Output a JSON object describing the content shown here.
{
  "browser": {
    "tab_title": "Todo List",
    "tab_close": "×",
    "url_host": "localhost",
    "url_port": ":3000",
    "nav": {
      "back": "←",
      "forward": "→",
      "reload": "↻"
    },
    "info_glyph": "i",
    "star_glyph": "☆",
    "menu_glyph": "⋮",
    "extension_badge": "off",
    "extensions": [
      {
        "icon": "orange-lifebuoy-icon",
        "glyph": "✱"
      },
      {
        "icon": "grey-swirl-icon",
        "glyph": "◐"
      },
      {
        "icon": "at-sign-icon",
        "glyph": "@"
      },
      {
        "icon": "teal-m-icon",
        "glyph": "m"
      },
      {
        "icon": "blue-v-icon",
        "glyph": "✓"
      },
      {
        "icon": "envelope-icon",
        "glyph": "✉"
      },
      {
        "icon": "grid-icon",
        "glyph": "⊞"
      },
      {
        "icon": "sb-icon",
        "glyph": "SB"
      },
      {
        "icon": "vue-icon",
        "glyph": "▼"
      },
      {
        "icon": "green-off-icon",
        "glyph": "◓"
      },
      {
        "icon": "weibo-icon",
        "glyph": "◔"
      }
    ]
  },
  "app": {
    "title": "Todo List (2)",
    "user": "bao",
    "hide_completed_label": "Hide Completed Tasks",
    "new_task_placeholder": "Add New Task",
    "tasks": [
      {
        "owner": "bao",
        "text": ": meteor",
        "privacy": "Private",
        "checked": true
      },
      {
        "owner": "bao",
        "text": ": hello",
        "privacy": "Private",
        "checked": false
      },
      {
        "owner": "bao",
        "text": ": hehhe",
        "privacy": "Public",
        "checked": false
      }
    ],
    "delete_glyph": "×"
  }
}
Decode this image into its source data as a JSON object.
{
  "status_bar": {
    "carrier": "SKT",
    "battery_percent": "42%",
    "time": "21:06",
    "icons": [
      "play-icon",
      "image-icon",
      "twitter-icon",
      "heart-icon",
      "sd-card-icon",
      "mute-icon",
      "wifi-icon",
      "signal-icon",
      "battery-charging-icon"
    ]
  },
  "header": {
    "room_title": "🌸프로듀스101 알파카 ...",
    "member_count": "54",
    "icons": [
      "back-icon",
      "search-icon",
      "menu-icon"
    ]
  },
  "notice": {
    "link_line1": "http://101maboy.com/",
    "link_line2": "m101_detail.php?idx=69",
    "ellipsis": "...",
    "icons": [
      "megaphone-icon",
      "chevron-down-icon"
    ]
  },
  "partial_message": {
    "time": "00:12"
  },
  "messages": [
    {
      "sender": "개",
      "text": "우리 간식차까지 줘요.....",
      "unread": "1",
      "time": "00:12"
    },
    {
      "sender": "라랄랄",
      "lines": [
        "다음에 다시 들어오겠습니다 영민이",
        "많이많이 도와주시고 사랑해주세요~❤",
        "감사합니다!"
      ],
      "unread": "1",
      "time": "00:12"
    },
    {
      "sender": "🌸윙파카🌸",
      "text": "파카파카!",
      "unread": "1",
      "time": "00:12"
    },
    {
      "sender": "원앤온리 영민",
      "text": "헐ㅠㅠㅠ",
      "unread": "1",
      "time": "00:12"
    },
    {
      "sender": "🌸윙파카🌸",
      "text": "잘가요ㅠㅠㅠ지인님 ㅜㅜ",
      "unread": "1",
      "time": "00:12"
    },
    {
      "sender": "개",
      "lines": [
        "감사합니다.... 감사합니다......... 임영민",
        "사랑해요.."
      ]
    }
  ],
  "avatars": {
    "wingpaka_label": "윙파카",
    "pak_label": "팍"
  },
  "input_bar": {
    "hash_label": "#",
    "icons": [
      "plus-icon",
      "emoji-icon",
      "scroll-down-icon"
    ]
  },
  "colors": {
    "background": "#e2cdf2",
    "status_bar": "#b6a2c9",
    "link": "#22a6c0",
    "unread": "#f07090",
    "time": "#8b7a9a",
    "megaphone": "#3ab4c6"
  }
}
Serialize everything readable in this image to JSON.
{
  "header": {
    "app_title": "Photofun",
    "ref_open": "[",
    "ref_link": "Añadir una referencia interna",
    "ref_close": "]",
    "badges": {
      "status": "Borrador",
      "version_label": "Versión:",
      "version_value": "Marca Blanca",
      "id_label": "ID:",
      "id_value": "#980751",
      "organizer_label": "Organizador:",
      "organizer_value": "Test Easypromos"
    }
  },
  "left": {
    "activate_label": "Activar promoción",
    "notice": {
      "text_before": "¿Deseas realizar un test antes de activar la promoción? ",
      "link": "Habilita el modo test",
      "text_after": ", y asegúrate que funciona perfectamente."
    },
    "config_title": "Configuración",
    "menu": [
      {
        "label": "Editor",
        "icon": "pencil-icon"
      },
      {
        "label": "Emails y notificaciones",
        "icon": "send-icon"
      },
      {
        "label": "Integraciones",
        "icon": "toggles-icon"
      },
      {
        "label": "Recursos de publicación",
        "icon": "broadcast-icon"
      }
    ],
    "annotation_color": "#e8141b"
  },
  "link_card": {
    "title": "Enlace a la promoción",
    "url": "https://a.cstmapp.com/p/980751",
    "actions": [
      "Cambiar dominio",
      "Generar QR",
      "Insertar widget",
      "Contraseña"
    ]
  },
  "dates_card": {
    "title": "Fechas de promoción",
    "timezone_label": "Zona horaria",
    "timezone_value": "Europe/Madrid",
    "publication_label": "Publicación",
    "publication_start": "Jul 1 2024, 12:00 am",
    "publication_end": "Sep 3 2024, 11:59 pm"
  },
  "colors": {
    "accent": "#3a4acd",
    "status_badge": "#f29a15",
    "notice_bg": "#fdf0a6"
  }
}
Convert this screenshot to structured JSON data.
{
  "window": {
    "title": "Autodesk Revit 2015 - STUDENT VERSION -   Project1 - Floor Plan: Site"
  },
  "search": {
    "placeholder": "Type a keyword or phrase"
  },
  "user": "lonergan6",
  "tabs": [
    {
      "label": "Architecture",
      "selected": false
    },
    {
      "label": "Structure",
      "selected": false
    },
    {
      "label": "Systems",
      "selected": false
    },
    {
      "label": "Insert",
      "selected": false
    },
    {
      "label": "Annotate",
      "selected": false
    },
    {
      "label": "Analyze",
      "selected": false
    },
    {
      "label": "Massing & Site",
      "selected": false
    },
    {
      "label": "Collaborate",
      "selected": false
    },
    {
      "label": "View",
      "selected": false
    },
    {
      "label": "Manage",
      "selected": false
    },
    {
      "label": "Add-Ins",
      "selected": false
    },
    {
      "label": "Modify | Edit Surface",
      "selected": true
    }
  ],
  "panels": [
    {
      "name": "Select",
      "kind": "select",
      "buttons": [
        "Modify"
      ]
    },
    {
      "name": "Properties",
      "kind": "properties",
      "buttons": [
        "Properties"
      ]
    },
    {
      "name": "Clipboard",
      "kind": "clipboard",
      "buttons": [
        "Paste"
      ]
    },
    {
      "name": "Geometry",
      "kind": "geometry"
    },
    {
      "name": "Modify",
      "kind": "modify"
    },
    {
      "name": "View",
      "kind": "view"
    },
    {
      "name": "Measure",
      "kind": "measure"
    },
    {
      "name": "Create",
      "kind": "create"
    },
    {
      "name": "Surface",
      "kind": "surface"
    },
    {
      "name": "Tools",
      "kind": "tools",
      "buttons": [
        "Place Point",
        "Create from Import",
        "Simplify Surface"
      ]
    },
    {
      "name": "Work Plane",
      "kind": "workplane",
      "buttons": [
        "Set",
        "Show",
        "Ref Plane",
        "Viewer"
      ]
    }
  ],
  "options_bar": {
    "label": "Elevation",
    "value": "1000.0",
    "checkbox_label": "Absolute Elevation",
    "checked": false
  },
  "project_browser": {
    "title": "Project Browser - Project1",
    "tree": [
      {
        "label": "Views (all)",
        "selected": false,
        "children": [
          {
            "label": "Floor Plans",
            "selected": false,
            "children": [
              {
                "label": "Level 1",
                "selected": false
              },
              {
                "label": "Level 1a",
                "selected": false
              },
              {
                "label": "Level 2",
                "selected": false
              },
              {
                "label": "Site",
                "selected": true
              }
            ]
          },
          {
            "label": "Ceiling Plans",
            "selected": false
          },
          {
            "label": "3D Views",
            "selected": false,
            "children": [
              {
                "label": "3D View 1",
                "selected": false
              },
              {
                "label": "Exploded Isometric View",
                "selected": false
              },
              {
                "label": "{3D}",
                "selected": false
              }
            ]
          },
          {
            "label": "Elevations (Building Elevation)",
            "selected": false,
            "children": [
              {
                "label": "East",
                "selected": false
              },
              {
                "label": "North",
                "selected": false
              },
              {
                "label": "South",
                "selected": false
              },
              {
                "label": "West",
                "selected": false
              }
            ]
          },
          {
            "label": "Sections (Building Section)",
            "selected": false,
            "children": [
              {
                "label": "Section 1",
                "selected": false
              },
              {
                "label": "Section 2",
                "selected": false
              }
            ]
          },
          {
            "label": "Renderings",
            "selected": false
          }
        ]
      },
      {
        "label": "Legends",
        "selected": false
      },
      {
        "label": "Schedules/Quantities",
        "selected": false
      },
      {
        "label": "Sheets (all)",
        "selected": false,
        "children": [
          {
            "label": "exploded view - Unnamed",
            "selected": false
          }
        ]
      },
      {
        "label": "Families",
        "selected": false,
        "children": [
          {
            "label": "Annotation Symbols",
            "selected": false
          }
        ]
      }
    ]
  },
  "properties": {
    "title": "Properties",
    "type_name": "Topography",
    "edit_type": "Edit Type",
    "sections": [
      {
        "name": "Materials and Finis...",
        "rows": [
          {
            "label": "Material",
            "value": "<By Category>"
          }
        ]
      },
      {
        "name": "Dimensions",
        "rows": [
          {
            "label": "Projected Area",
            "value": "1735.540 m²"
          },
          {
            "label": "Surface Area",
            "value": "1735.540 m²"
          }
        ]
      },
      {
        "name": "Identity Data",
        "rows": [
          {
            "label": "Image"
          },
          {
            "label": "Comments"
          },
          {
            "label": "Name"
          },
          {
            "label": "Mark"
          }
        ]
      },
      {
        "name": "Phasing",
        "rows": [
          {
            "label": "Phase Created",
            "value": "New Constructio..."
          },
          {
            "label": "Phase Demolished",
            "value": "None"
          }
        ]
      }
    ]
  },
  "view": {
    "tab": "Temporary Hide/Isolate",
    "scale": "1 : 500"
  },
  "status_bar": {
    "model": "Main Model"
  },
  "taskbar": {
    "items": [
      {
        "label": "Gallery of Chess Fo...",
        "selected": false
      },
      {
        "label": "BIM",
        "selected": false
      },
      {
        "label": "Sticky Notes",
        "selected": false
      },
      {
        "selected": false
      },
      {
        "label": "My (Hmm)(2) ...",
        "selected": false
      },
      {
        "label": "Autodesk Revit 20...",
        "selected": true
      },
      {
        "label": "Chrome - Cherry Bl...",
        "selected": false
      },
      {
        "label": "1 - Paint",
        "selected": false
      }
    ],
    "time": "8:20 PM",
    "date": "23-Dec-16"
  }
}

━━━━━━━━━━━━━━━━━━━━━━━━━━━━━━

» Direction
Select and copy every line of the material that holds the string "true".

» Written solution
        "checked": true
      "selected": true
                "selected": true
        "selected": true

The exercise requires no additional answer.